_EXERCISE_: Transcribe the data below line for line, exactly as it appears, leaving out the pictures.

_PROVIDED RECORDS_:
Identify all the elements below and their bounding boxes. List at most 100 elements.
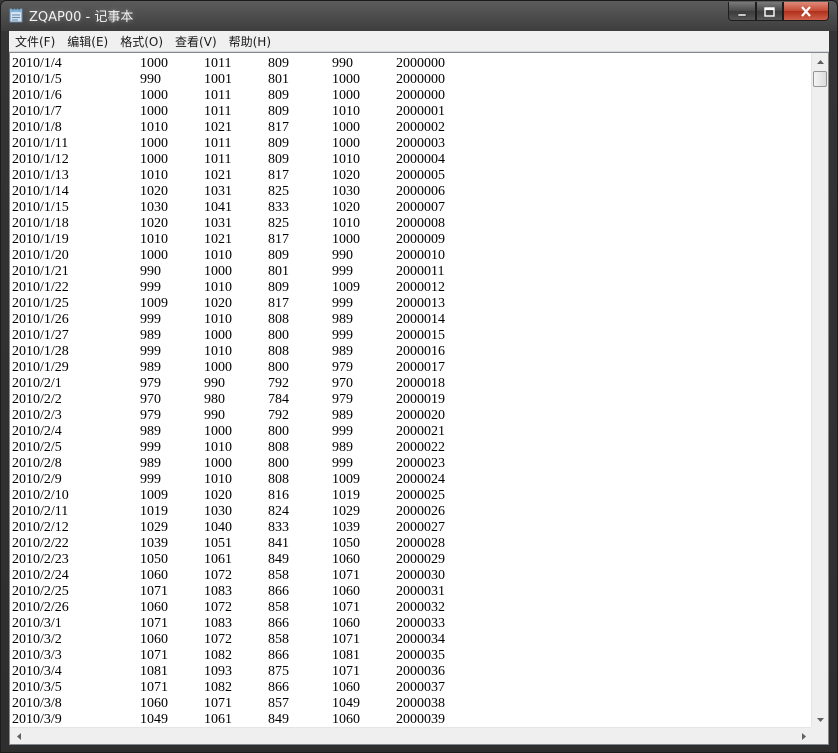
text-line: 2010/1/29 989 1000 800 979 2000017	[12, 360, 792, 376]
text-field: 1060	[332, 616, 360, 631]
text-field: 2010/1/4	[12, 56, 62, 71]
text-line: 2010/2/9 999 1010 808 1009 2000024	[12, 472, 792, 488]
text-field: 1072	[204, 632, 232, 647]
text-field: 858	[268, 600, 289, 615]
menu-help[interactable]: 帮助(H)	[223, 33, 277, 50]
text-field: 2000028	[396, 536, 445, 551]
text-field: 2000004	[396, 152, 445, 167]
text-field: 1010	[204, 472, 232, 487]
text-field: 2010/2/3	[12, 408, 62, 423]
text-field: 1000	[140, 136, 168, 151]
text-content[interactable]: 2010/1/4 1000 1011 809 990 2000000 2010/1/5 990…	[10, 53, 812, 728]
title-bar[interactable]: ZQAP00 - 记事本	[1, 1, 837, 29]
text-field: 800	[268, 328, 289, 343]
text-line: 2010/2/1 979 990 792 970 2000018	[12, 376, 792, 392]
text-field: 990	[140, 264, 161, 279]
text-line: 2010/3/3 1071 1082 866 1081 2000035	[12, 648, 792, 664]
text-field: 1071	[140, 648, 168, 663]
text-field: 990	[332, 56, 353, 71]
menu-edit[interactable]: 编辑(E)	[61, 33, 114, 50]
text-field: 2010/1/28	[12, 344, 69, 359]
text-field: 2000032	[396, 600, 445, 615]
vertical-scrollbar[interactable]	[811, 53, 828, 728]
text-field: 2010/1/8	[12, 120, 62, 135]
text-field: 2010/2/26	[12, 600, 69, 615]
text-editor[interactable]: 2010/1/4 1000 1011 809 990 2000000 2010/1/5 990…	[9, 52, 829, 745]
text-field: 2000030	[396, 568, 445, 583]
notepad-window: ZQAP00 - 记事本 文件(F) 编辑(E) 格式(O) 查看(V) 帮助(…	[0, 0, 838, 753]
text-field: 1000	[332, 88, 360, 103]
text-field: 2010/3/2	[12, 632, 62, 647]
menu-file[interactable]: 文件(F)	[9, 33, 61, 50]
text-field: 1029	[332, 504, 360, 519]
text-field: 1011	[204, 56, 232, 71]
text-line: 2010/1/26 999 1010 808 989 2000014	[12, 312, 792, 328]
notepad-icon[interactable]	[9, 7, 23, 23]
text-field: 970	[140, 392, 161, 407]
text-line: 2010/2/3 979 990 792 989 2000020	[12, 408, 792, 424]
text-field: 817	[268, 296, 289, 311]
text-field: 833	[268, 200, 289, 215]
text-field: 1000	[140, 56, 168, 71]
scrollbar-corner	[811, 727, 828, 744]
text-field: 1000	[332, 120, 360, 135]
scroll-left-arrow-icon[interactable]	[10, 728, 27, 745]
scroll-up-arrow-icon[interactable]	[812, 53, 829, 70]
menu-format[interactable]: 格式(O)	[114, 33, 169, 50]
text-field: 2010/2/5	[12, 440, 62, 455]
text-field: 2000007	[396, 200, 445, 215]
text-field: 1010	[204, 312, 232, 327]
text-field: 970	[332, 376, 353, 391]
text-field: 1010	[204, 248, 232, 263]
text-line: 2010/2/11 1019 1030 824 1029 2000026	[12, 504, 792, 520]
text-field: 2010/3/8	[12, 696, 62, 711]
text-field: 1019	[332, 488, 360, 503]
text-field: 817	[268, 168, 289, 183]
text-field: 2010/1/25	[12, 296, 69, 311]
text-field: 1081	[332, 648, 360, 663]
text-line: 2010/1/19 1010 1021 817 1000 2000009	[12, 232, 792, 248]
vertical-scroll-thumb[interactable]	[813, 71, 827, 87]
text-field: 1051	[204, 536, 232, 551]
text-field: 1010	[204, 280, 232, 295]
text-line: 2010/1/5 990 1001 801 1000 2000000	[12, 72, 792, 88]
text-field: 1010	[332, 216, 360, 231]
text-field: 2000035	[396, 648, 445, 663]
text-field: 2010/3/5	[12, 680, 62, 695]
text-field: 1093	[204, 664, 232, 679]
text-line: 2010/3/1 1071 1083 866 1060 2000033	[12, 616, 792, 632]
menu-view[interactable]: 查看(V)	[169, 33, 223, 50]
text-field: 1040	[204, 520, 232, 535]
text-field: 801	[268, 72, 289, 87]
text-field: 2000013	[396, 296, 445, 311]
text-field: 989	[332, 312, 353, 327]
minimize-button[interactable]	[728, 2, 756, 21]
text-line: 2010/1/28 999 1010 808 989 2000016	[12, 344, 792, 360]
text-field: 2010/1/11	[12, 136, 69, 151]
text-line: 2010/1/14 1020 1031 825 1030 2000006	[12, 184, 792, 200]
text-field: 1000	[140, 88, 168, 103]
text-field: 1000	[140, 152, 168, 167]
menu-bar: 文件(F) 编辑(E) 格式(O) 查看(V) 帮助(H)	[9, 31, 829, 52]
text-line: 2010/1/6 1000 1011 809 1000 2000000	[12, 88, 792, 104]
text-field: 2000037	[396, 680, 445, 695]
text-field: 1050	[140, 552, 168, 567]
text-field: 989	[140, 328, 161, 343]
text-field: 1011	[204, 152, 232, 167]
scroll-down-arrow-icon[interactable]	[812, 711, 829, 728]
text-field: 2000017	[396, 360, 445, 375]
text-field: 809	[268, 88, 289, 103]
text-field: 1060	[140, 696, 168, 711]
text-field: 1031	[204, 216, 232, 231]
text-field: 1071	[332, 568, 360, 583]
close-button[interactable]	[783, 2, 829, 21]
text-field: 866	[268, 616, 289, 631]
maximize-button[interactable]	[756, 2, 783, 21]
text-field: 2010/1/5	[12, 72, 62, 87]
text-field: 1019	[140, 504, 168, 519]
scroll-right-arrow-icon[interactable]	[795, 728, 812, 745]
text-field: 825	[268, 184, 289, 199]
horizontal-scrollbar[interactable]	[10, 727, 812, 744]
text-line: 2010/1/4 1000 1011 809 990 2000000	[12, 56, 792, 72]
text-field: 989	[140, 360, 161, 375]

_CORRECT RESPONSE_:
Identify all the elements below and their bounding boxes. List at most 100 elements.
text-line: 2010/1/29 989 1000 800 979 2000017	[12, 360, 792, 376]
text-field: 1060	[332, 616, 360, 631]
text-field: 2010/1/4	[12, 56, 62, 71]
text-line: 2010/2/9 999 1010 808 1009 2000024	[12, 472, 792, 488]
text-field: 1072	[204, 632, 232, 647]
text-field: 858	[268, 600, 289, 615]
menu-help[interactable]: 帮助(H)	[223, 33, 277, 50]
text-field: 2000028	[396, 536, 445, 551]
text-field: 2000004	[396, 152, 445, 167]
text-field: 1010	[204, 472, 232, 487]
text-field: 2010/2/3	[12, 408, 62, 423]
text-field: 1000	[140, 136, 168, 151]
text-content[interactable]: 2010/1/4 1000 1011 809 990 2000000 2010/1/5 990…	[10, 53, 812, 728]
title-bar[interactable]: ZQAP00 - 记事本	[1, 1, 837, 29]
text-field: 800	[268, 328, 289, 343]
text-line: 2010/2/1 979 990 792 970 2000018	[12, 376, 792, 392]
text-field: 990	[140, 264, 161, 279]
text-line: 2010/3/3 1071 1082 866 1081 2000035	[12, 648, 792, 664]
text-field: 1071	[140, 648, 168, 663]
text-field: 990	[332, 56, 353, 71]
menu-edit[interactable]: 编辑(E)	[61, 33, 114, 50]
text-field: 2010/1/28	[12, 344, 69, 359]
text-field: 2000032	[396, 600, 445, 615]
vertical-scrollbar[interactable]	[811, 53, 828, 728]
text-field: 2010/1/8	[12, 120, 62, 135]
text-field: 2010/2/26	[12, 600, 69, 615]
text-editor[interactable]: 2010/1/4 1000 1011 809 990 2000000 2010/1/5 990…	[9, 52, 829, 745]
text-field: 2000030	[396, 568, 445, 583]
notepad-window: ZQAP00 - 记事本 文件(F) 编辑(E) 格式(O) 查看(V) 帮助(…	[0, 0, 838, 753]
text-field: 1000	[332, 88, 360, 103]
text-field: 2010/3/2	[12, 632, 62, 647]
menu-file[interactable]: 文件(F)	[9, 33, 61, 50]
text-field: 1029	[332, 504, 360, 519]
text-field: 1011	[204, 56, 232, 71]
text-line: 2010/1/26 999 1010 808 989 2000014	[12, 312, 792, 328]
notepad-icon[interactable]	[9, 7, 23, 23]
text-field: 970	[140, 392, 161, 407]
text-line: 2010/2/3 979 990 792 989 2000020	[12, 408, 792, 424]
text-field: 817	[268, 296, 289, 311]
text-field: 833	[268, 200, 289, 215]
text-field: 1000	[140, 56, 168, 71]
scrollbar-corner	[811, 727, 828, 744]
text-field: 1000	[332, 120, 360, 135]
scroll-left-arrow-icon[interactable]	[10, 728, 27, 745]
scroll-up-arrow-icon[interactable]	[812, 53, 829, 70]
menu-format[interactable]: 格式(O)	[114, 33, 169, 50]
text-field: 2010/2/5	[12, 440, 62, 455]
text-field: 2000007	[396, 200, 445, 215]
text-field: 1010	[204, 312, 232, 327]
text-field: 970	[332, 376, 353, 391]
text-field: 1010	[204, 248, 232, 263]
text-line: 2010/2/11 1019 1030 824 1029 2000026	[12, 504, 792, 520]
text-field: 2010/3/8	[12, 696, 62, 711]
text-field: 1019	[332, 488, 360, 503]
text-field: 817	[268, 168, 289, 183]
text-field: 2010/1/25	[12, 296, 69, 311]
text-field: 1081	[332, 648, 360, 663]
text-line: 2010/1/19 1010 1021 817 1000 2000009	[12, 232, 792, 248]
vertical-scroll-thumb[interactable]	[813, 71, 827, 87]
text-field: 1051	[204, 536, 232, 551]
text-field: 1010	[204, 280, 232, 295]
text-line: 2010/1/5 990 1001 801 1000 2000000	[12, 72, 792, 88]
text-field: 1010	[332, 216, 360, 231]
text-field: 2000035	[396, 648, 445, 663]
text-field: 2010/3/5	[12, 680, 62, 695]
text-field: 1093	[204, 664, 232, 679]
text-line: 2010/3/1 1071 1083 866 1060 2000033	[12, 616, 792, 632]
menu-view[interactable]: 查看(V)	[169, 33, 223, 50]
text-field: 1040	[204, 520, 232, 535]
text-field: 801	[268, 72, 289, 87]
text-field: 2000013	[396, 296, 445, 311]
text-field: 989	[332, 312, 353, 327]
minimize-button[interactable]	[728, 2, 756, 21]
text-line: 2010/1/28 999 1010 808 989 2000016	[12, 344, 792, 360]
text-field: 2010/1/11	[12, 136, 69, 151]
text-line: 2010/1/14 1020 1031 825 1030 2000006	[12, 184, 792, 200]
text-field: 1000	[140, 88, 168, 103]
text-field: 1000	[140, 152, 168, 167]
menu-bar: 文件(F) 编辑(E) 格式(O) 查看(V) 帮助(H)	[9, 31, 829, 52]
text-line: 2010/1/6 1000 1011 809 1000 2000000	[12, 88, 792, 104]
text-field: 2000037	[396, 680, 445, 695]
text-field: 1050	[140, 552, 168, 567]
text-field: 989	[140, 328, 161, 343]
text-field: 1011	[204, 152, 232, 167]
scroll-down-arrow-icon[interactable]	[812, 711, 829, 728]
text-field: 2000017	[396, 360, 445, 375]
text-field: 809	[268, 88, 289, 103]
text-field: 1060	[140, 696, 168, 711]
text-field: 1031	[204, 216, 232, 231]
text-field: 1071	[332, 568, 360, 583]
close-button[interactable]	[783, 2, 829, 21]
text-field: 866	[268, 616, 289, 631]
maximize-button[interactable]	[756, 2, 783, 21]
text-field: 2010/1/5	[12, 72, 62, 87]
text-field: 1019	[140, 504, 168, 519]
scroll-right-arrow-icon[interactable]	[795, 728, 812, 745]
text-field: 825	[268, 184, 289, 199]
horizontal-scrollbar[interactable]	[10, 727, 812, 744]
text-line: 2010/1/4 1000 1011 809 990 2000000	[12, 56, 792, 72]
text-field: 989	[140, 360, 161, 375]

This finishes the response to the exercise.